> _Yapılacaklar_:
**A.** Türk-İş Genel Kurulu yazısında "Yine Güç Birliğini" ifadesinden "Brüksel’e geçmek zorundaydım." ifadesine kadar olan kısmı, "Avrupa Gazeteciler Federasyonu" yerine "Uluslararası Gazeteciler Federasyonu" koyarak düzenleyip yeniden yazın.
**B.** Türk-İş Genel Kurulu yazısını kaldığı yerden sürdürün.
╭─ Belge alıntısı
BAŞKENTLER ARASINDA
Sendikal Güç Birliği Platformunu oluşturan sendikalar, yönetim yarışını kazanamasa da, Türk-İş Genel Kurulunun en dinamik gücü olarak iki önemli kararın alınmasını sağladı. Bunlardan birisi, kıdem tazminatıyla ilgili aleyhte herhangi bir girişimde bulunulması halinde Türk-İş´in cevabının GENEL GREV olacağını açıkça ortaya koyan karardı. Güç Birliğinin önerisi, hiç tereddütsüz, tüm delegelerin alkışları arasında oybirliğiyle kabul edildi…
Sendikal Güç Birliği Platformunu oluşturan sendikalar, yönetim yarışını kazanamasa da, Türk-İş Genel Kurulunun en dinamik gücü olarak iki önemli kararın alınmasını sağladı.
Bunlardan birisi, kıdem tazminatıyla ilgili aleyhte herhangi bir girişimde bulunulması halinde Türk-İş’in cevabının "GENEL GREV" olacağını açıkça ortaya koyan karardı. Güç Birliğinin önerisi, hiç tereddütsüz, tüm delegelerin alkışları arasında oybirliğiyle kabul edildi.
Yine Güç Birliğini oluşturan sendikaların önerisiyle Genel Kurulda benimsenen diğer kararla, bu zamana kadar basın meslek örgütlerinin sürdürdüğü "basın ve ifade özgürlüğü" mücadelesinin, bundan sonra işçi sınıfının da gündemine girdiği ilan edilmiş oldu.
Başkentteki işçi sınıfı kongresi biter bitmez, Türkiye’nin ağır sorunlarının yükünü taşıyarak, Avrupa Gazeteciler Federasyonu (EFJ) Yönetim Kurulu toplantısı için Avrupa’nın başkenti Brüksel’e geçmek zorundaydım.
╰─
╭─ Veri alıntısı
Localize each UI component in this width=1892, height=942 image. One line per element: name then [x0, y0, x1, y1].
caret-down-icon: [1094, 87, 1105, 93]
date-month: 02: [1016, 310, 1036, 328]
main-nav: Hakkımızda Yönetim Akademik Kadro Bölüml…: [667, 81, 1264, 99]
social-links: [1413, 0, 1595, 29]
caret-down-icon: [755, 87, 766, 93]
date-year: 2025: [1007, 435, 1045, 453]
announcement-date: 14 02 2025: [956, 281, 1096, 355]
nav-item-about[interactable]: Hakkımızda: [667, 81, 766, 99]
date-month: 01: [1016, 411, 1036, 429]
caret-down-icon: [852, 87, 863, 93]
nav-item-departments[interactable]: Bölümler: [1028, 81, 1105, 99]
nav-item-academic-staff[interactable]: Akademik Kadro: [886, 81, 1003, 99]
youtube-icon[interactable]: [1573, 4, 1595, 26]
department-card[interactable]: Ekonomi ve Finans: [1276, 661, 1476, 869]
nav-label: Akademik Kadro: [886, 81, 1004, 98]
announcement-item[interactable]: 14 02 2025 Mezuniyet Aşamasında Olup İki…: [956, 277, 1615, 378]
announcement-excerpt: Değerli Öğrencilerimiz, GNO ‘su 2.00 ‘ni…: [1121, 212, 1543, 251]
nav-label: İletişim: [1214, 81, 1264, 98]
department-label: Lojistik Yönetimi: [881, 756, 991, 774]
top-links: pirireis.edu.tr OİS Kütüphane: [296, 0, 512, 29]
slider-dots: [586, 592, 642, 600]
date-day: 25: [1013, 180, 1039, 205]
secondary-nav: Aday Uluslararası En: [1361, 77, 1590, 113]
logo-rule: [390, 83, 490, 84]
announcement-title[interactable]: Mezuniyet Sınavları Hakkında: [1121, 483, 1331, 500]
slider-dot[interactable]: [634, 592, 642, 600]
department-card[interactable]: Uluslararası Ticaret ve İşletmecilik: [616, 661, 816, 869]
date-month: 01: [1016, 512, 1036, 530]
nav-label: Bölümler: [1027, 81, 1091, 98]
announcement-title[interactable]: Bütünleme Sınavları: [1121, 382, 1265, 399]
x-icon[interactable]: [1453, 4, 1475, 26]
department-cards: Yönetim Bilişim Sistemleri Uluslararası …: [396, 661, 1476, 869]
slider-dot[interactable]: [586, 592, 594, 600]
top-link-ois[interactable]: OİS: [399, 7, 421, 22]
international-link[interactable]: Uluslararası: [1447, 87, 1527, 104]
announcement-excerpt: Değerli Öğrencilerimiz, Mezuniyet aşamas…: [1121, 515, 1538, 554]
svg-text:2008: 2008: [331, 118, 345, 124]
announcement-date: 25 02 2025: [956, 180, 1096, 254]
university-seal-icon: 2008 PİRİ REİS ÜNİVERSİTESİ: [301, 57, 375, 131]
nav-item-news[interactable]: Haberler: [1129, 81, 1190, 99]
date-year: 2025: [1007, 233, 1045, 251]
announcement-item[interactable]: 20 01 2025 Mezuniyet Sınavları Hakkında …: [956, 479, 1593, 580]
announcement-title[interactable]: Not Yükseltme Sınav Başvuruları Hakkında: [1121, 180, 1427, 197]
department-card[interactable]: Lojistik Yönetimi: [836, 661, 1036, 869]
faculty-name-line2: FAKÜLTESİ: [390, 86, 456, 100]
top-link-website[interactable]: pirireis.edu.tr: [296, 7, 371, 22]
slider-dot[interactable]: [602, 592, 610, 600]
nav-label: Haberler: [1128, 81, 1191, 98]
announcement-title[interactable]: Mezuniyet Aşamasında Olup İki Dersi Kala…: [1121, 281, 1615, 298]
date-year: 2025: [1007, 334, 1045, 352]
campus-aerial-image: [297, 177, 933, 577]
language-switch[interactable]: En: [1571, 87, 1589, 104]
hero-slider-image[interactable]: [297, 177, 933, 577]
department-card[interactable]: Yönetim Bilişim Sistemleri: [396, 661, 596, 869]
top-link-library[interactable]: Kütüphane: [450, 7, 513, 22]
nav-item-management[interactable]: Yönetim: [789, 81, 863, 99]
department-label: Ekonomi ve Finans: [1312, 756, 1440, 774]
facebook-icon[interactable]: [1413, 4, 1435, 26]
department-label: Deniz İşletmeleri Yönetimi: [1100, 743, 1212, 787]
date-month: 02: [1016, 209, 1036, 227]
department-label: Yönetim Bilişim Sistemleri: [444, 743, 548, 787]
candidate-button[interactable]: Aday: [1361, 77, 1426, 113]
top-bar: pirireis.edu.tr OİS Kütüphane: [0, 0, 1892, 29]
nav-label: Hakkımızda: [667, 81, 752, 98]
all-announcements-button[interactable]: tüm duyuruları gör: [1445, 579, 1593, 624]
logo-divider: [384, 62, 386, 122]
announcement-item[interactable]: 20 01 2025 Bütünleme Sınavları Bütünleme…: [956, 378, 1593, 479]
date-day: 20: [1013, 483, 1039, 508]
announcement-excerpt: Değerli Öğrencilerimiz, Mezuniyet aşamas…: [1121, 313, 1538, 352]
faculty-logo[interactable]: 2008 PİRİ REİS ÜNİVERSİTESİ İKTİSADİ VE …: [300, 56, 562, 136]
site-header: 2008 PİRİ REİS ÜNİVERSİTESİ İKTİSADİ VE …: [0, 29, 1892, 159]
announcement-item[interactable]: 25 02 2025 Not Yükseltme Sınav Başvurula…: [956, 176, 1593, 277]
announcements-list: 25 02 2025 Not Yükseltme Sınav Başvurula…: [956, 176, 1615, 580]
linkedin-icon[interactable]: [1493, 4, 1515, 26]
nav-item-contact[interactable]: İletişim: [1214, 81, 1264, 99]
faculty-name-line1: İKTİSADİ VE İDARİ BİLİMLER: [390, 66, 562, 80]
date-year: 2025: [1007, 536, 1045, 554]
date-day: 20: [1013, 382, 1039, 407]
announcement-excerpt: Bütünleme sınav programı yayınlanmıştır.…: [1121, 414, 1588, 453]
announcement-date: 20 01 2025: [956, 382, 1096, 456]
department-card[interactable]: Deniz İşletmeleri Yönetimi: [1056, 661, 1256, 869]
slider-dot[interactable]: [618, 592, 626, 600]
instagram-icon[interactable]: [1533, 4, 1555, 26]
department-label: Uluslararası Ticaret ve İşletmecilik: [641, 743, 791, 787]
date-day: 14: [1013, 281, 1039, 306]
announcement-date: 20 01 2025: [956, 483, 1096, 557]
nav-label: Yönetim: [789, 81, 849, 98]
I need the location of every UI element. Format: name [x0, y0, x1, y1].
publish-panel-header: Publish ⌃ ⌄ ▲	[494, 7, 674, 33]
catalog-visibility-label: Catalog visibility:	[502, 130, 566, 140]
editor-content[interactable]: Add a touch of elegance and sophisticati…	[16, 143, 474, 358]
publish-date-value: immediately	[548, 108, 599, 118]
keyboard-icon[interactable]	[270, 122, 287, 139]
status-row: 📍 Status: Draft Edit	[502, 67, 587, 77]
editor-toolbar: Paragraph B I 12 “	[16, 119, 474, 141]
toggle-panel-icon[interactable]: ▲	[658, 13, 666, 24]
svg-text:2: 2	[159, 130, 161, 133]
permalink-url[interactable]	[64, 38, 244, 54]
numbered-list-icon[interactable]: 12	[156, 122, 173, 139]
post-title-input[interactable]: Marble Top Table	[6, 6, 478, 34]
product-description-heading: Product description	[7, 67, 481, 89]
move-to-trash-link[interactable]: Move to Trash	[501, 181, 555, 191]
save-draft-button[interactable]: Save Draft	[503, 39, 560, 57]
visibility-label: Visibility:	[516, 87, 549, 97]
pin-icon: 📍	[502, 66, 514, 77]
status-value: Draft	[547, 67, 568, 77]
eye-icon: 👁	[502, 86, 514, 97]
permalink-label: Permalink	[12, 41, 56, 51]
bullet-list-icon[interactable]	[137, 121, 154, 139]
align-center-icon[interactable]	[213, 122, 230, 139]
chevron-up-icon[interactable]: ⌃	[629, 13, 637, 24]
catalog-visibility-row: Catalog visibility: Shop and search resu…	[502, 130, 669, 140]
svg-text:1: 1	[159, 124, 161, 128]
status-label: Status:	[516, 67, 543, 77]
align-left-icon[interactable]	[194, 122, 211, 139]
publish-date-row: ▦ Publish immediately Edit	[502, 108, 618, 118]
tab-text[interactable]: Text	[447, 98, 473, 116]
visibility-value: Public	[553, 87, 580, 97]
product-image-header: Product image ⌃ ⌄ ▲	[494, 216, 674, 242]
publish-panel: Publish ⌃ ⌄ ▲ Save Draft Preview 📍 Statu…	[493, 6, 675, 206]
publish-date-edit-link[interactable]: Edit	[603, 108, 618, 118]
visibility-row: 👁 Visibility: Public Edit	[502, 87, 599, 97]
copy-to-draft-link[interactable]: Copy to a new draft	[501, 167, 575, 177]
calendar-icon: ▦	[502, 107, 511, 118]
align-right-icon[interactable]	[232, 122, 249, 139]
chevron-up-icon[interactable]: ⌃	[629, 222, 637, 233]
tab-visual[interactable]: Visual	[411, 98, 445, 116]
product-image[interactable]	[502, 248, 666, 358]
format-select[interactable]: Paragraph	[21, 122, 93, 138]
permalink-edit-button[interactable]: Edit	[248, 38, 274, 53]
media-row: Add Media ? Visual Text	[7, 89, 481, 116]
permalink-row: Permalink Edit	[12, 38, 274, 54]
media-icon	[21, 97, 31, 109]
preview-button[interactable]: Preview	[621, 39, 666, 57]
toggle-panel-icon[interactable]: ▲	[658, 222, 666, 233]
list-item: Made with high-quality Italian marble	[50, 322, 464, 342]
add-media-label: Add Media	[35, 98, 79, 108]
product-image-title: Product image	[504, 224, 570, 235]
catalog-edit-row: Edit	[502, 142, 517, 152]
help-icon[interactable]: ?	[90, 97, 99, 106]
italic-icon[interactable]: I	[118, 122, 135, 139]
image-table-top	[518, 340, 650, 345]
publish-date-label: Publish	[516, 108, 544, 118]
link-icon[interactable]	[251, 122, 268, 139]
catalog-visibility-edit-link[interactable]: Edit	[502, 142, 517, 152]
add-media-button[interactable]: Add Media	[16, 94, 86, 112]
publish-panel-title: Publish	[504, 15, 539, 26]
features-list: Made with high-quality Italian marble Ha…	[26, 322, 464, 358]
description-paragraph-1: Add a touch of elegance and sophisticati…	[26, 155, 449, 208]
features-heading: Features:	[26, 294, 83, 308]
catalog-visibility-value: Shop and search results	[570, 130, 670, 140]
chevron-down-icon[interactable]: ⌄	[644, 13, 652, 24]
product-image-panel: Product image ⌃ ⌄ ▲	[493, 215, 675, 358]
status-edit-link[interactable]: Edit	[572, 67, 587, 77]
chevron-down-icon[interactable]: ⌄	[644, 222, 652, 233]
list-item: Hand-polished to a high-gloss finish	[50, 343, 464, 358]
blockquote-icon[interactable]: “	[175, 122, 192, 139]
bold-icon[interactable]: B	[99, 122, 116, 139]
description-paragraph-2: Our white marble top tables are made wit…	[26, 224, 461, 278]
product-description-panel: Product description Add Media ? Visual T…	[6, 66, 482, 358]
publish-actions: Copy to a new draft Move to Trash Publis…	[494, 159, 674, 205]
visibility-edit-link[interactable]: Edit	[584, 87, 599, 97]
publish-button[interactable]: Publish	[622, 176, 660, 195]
╰─
> _Görev yanıtları_:
**A.**
Yine Güç Birliğini oluşturan sendikaların önerisiyle Genel Kurulda benimsenen diğer kararla, bu zamana kadar basın meslek örgütlerinin sürdürdüğü "basın ve ifade özgürlüğü" mücadelesinin, bundan sonra işçi sınıfının da gündemine girdiği ilan edilmiş oldu.
Başkentteki işçi sınıfı kongresi biter bitmez, Türkiye’nin ağır sorunlarının yükünü taşıyarak, Uluslararası Gazeteciler Federasyonu (EFJ) Yönetim Kurulu toplantısı için Avrupa’nın başkenti Brüksel’e geçmek zorundaydım.

**B.**
O başkent ki, Avrupa Birliği İlişkilerinden Sorumlu Bakanın, artık gitmekten huzursuzluk duyduğu bir yer haline dönüştü. Brüksel’deki AB zirvesinin ardından yayımlanacak sonuç bildirgesinde basın ve ifade özgürlüğü konusunda yer alabilecek eleştirileri asgariye indirme uğraşı veren Bakan, Radikal gazetesinden Murat Yetkin’in aktardığına göre, "Bu konularda her yerde eleştiren sorulara muhatap olmaktan ben de bıktım. Hatta Başbakanın da rahatsız olduğunu biliyorum" dedi ilk kez!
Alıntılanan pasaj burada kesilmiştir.